**INSTRUCTION:** Compute how many lines in the entries below contain "have", and output nothing but the number.

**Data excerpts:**
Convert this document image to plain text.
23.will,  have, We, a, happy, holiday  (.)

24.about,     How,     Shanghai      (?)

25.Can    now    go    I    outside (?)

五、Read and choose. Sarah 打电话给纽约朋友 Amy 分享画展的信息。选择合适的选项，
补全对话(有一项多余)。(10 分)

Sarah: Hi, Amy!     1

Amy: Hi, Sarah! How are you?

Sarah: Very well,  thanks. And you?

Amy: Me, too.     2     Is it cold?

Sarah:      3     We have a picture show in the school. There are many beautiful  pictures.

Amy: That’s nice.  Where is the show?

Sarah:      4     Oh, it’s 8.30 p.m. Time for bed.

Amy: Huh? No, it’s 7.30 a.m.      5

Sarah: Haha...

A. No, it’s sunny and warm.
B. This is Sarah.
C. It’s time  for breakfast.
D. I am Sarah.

**REPLY:** 2